BRIEF — Below is a block of records; return all of them exactly, but without the images.

STORED DATA —

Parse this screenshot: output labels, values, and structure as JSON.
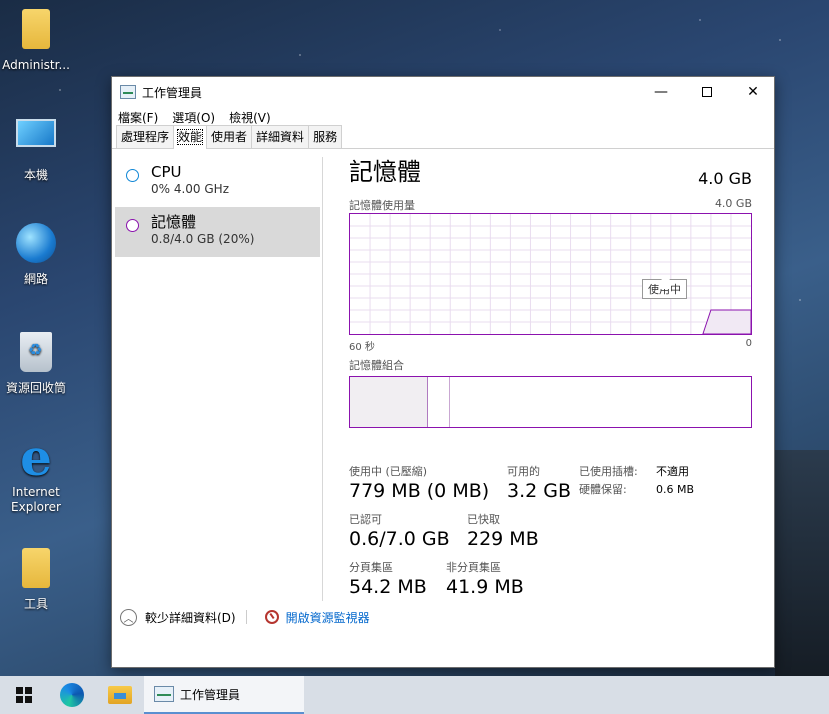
{
  "desktop": {
    "icons": [
      {
        "label": "Administr...",
        "icon": "user-folder-icon"
      },
      {
        "label": "本機",
        "icon": "computer-icon"
      },
      {
        "label": "網路",
        "icon": "network-icon"
      },
      {
        "label": "資源回收筒",
        "icon": "recycle-bin-icon"
      },
      {
        "label": "Internet Explorer",
        "icon": "internet-explorer-icon"
      },
      {
        "label": "工具",
        "icon": "folder-icon"
      }
    ]
  },
  "window": {
    "title": "工作管理員",
    "controls": {
      "minimize": "—",
      "maximize": "☐",
      "close": "✕"
    }
  },
  "menu": [
    "檔案(F)",
    "選項(O)",
    "檢視(V)"
  ],
  "tabs": [
    {
      "label": "處理程序",
      "active": false
    },
    {
      "label": "效能",
      "active": true
    },
    {
      "label": "使用者",
      "active": false
    },
    {
      "label": "詳細資料",
      "active": false
    },
    {
      "label": "服務",
      "active": false
    }
  ],
  "sidebar": {
    "items": [
      {
        "title": "CPU",
        "subtitle": "0% 4.00 GHz",
        "color": "#1187d6",
        "selected": false
      },
      {
        "title": "記憶體",
        "subtitle": "0.8/4.0 GB (20%)",
        "color": "#8b12ae",
        "selected": true
      }
    ]
  },
  "memory": {
    "title": "記憶體",
    "total": "4.0 GB",
    "usage_label": "記憶體使用量",
    "usage_max": "4.0 GB",
    "time_left": "60 秒",
    "time_right": "0",
    "composition_label": "記憶體組合",
    "tooltip": "使用中",
    "accent": "#8b12ae",
    "usage_history_fraction": [
      0,
      0,
      0,
      0,
      0,
      0,
      0,
      0,
      0,
      0,
      0,
      0,
      0,
      0,
      0,
      0,
      0,
      0,
      0,
      0,
      0.2,
      0.2,
      0.2
    ]
  },
  "stats": {
    "in_use_label": "使用中 (已壓縮)",
    "in_use_value": "779 MB (0 MB)",
    "available_label": "可用的",
    "available_value": "3.2 GB",
    "committed_label": "已認可",
    "committed_value": "0.6/7.0 GB",
    "cached_label": "已快取",
    "cached_value": "229 MB",
    "paged_label": "分頁集區",
    "paged_value": "54.2 MB",
    "nonpaged_label": "非分頁集區",
    "nonpaged_value": "41.9 MB",
    "slots_label": "已使用插槽:",
    "slots_value": "不適用",
    "reserved_label": "硬體保留:",
    "reserved_value": "0.6 MB"
  },
  "footer": {
    "less_details": "較少詳細資料(D)",
    "open_monitor": "開啟資源監視器"
  },
  "taskbar": {
    "task_label": "工作管理員"
  }
}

RESPONSE BELOW —
Parse this screenshot: output labels, values, and structure as JSON.
{
  "desktop": {
    "icons": [
      {
        "label": "Administr...",
        "icon": "user-folder-icon"
      },
      {
        "label": "本機",
        "icon": "computer-icon"
      },
      {
        "label": "網路",
        "icon": "network-icon"
      },
      {
        "label": "資源回收筒",
        "icon": "recycle-bin-icon"
      },
      {
        "label": "Internet Explorer",
        "icon": "internet-explorer-icon"
      },
      {
        "label": "工具",
        "icon": "folder-icon"
      }
    ]
  },
  "window": {
    "title": "工作管理員",
    "controls": {
      "minimize": "—",
      "maximize": "☐",
      "close": "✕"
    }
  },
  "menu": [
    "檔案(F)",
    "選項(O)",
    "檢視(V)"
  ],
  "tabs": [
    {
      "label": "處理程序",
      "active": false
    },
    {
      "label": "效能",
      "active": true
    },
    {
      "label": "使用者",
      "active": false
    },
    {
      "label": "詳細資料",
      "active": false
    },
    {
      "label": "服務",
      "active": false
    }
  ],
  "sidebar": {
    "items": [
      {
        "title": "CPU",
        "subtitle": "0% 4.00 GHz",
        "color": "#1187d6",
        "selected": false
      },
      {
        "title": "記憶體",
        "subtitle": "0.8/4.0 GB (20%)",
        "color": "#8b12ae",
        "selected": true
      }
    ]
  },
  "memory": {
    "title": "記憶體",
    "total": "4.0 GB",
    "usage_label": "記憶體使用量",
    "usage_max": "4.0 GB",
    "time_left": "60 秒",
    "time_right": "0",
    "composition_label": "記憶體組合",
    "tooltip": "使用中",
    "accent": "#8b12ae",
    "usage_history_fraction": [
      0,
      0,
      0,
      0,
      0,
      0,
      0,
      0,
      0,
      0,
      0,
      0,
      0,
      0,
      0,
      0,
      0,
      0,
      0,
      0,
      0.2,
      0.2,
      0.2
    ]
  },
  "stats": {
    "in_use_label": "使用中 (已壓縮)",
    "in_use_value": "779 MB (0 MB)",
    "available_label": "可用的",
    "available_value": "3.2 GB",
    "committed_label": "已認可",
    "committed_value": "0.6/7.0 GB",
    "cached_label": "已快取",
    "cached_value": "229 MB",
    "paged_label": "分頁集區",
    "paged_value": "54.2 MB",
    "nonpaged_label": "非分頁集區",
    "nonpaged_value": "41.9 MB",
    "slots_label": "已使用插槽:",
    "slots_value": "不適用",
    "reserved_label": "硬體保留:",
    "reserved_value": "0.6 MB"
  },
  "footer": {
    "less_details": "較少詳細資料(D)",
    "open_monitor": "開啟資源監視器"
  },
  "taskbar": {
    "task_label": "工作管理員"
  }
}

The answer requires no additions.